EXERCISE:
Write the records out again exactly, leaving no images in.

-- begin --

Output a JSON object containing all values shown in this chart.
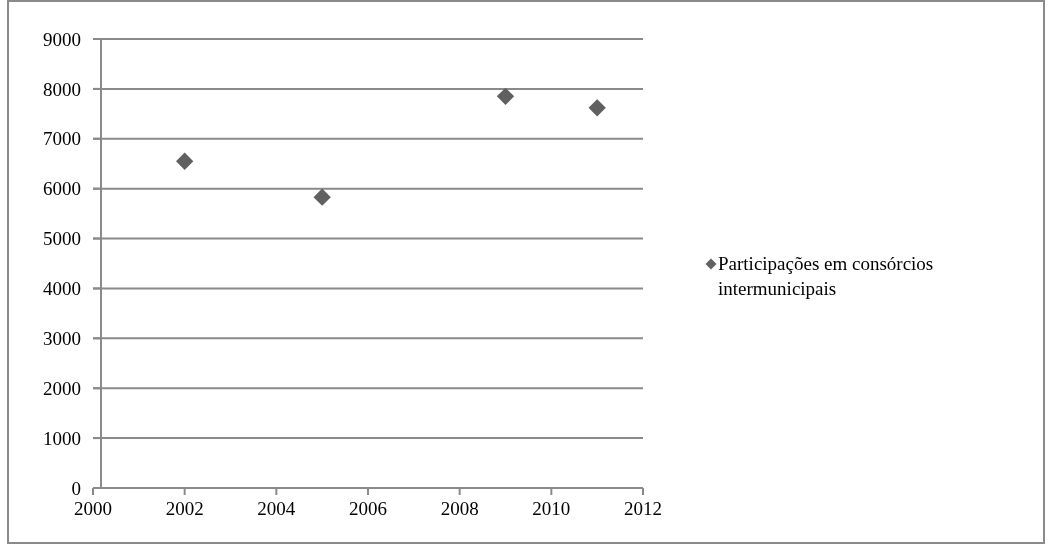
{
  "chart_data": {
    "type": "scatter",
    "x": [
      2002,
      2005,
      2009,
      2011
    ],
    "series": [
      {
        "name": "Participações em consórcios intermunicipais",
        "color": "#606060",
        "values": [
          6550,
          5830,
          7850,
          7620
        ]
      }
    ],
    "xlim": [
      2000,
      2012
    ],
    "xticks": [
      2000,
      2002,
      2004,
      2006,
      2008,
      2010,
      2012
    ],
    "ylim": [
      0,
      9000
    ],
    "yticks": [
      0,
      1000,
      2000,
      3000,
      4000,
      5000,
      6000,
      7000,
      8000,
      9000
    ],
    "grid": "y",
    "legend": "right",
    "marker": "diamond"
  }
}
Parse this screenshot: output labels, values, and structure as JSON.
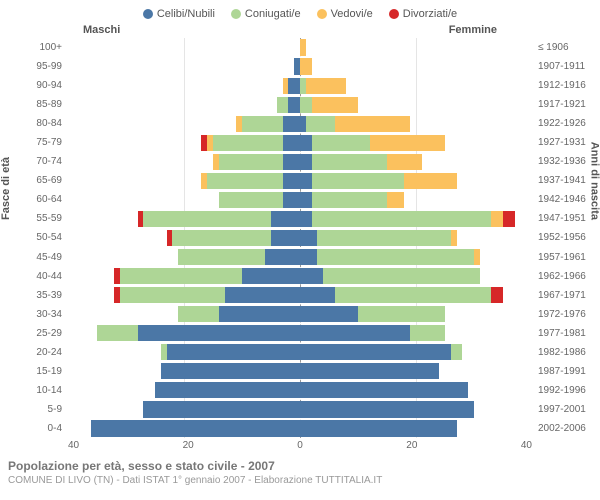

-- end --

TASK RESULT:
Output a JSON object containing all values shown in this chart.
{
  "chart_data": {
    "type": "scatter",
    "x": [
      2002,
      2005,
      2009,
      2011
    ],
    "series": [
      {
        "name": "Participações em consórcios intermunicipais",
        "color": "#606060",
        "values": [
          6550,
          5830,
          7850,
          7620
        ]
      }
    ],
    "xlim": [
      2000,
      2012
    ],
    "xticks": [
      2000,
      2002,
      2004,
      2006,
      2008,
      2010,
      2012
    ],
    "ylim": [
      0,
      9000
    ],
    "yticks": [
      0,
      1000,
      2000,
      3000,
      4000,
      5000,
      6000,
      7000,
      8000,
      9000
    ],
    "grid": "y",
    "legend": "right",
    "marker": "diamond"
  }
}
Parse this screenshot: output labels, values, and structure as JSON.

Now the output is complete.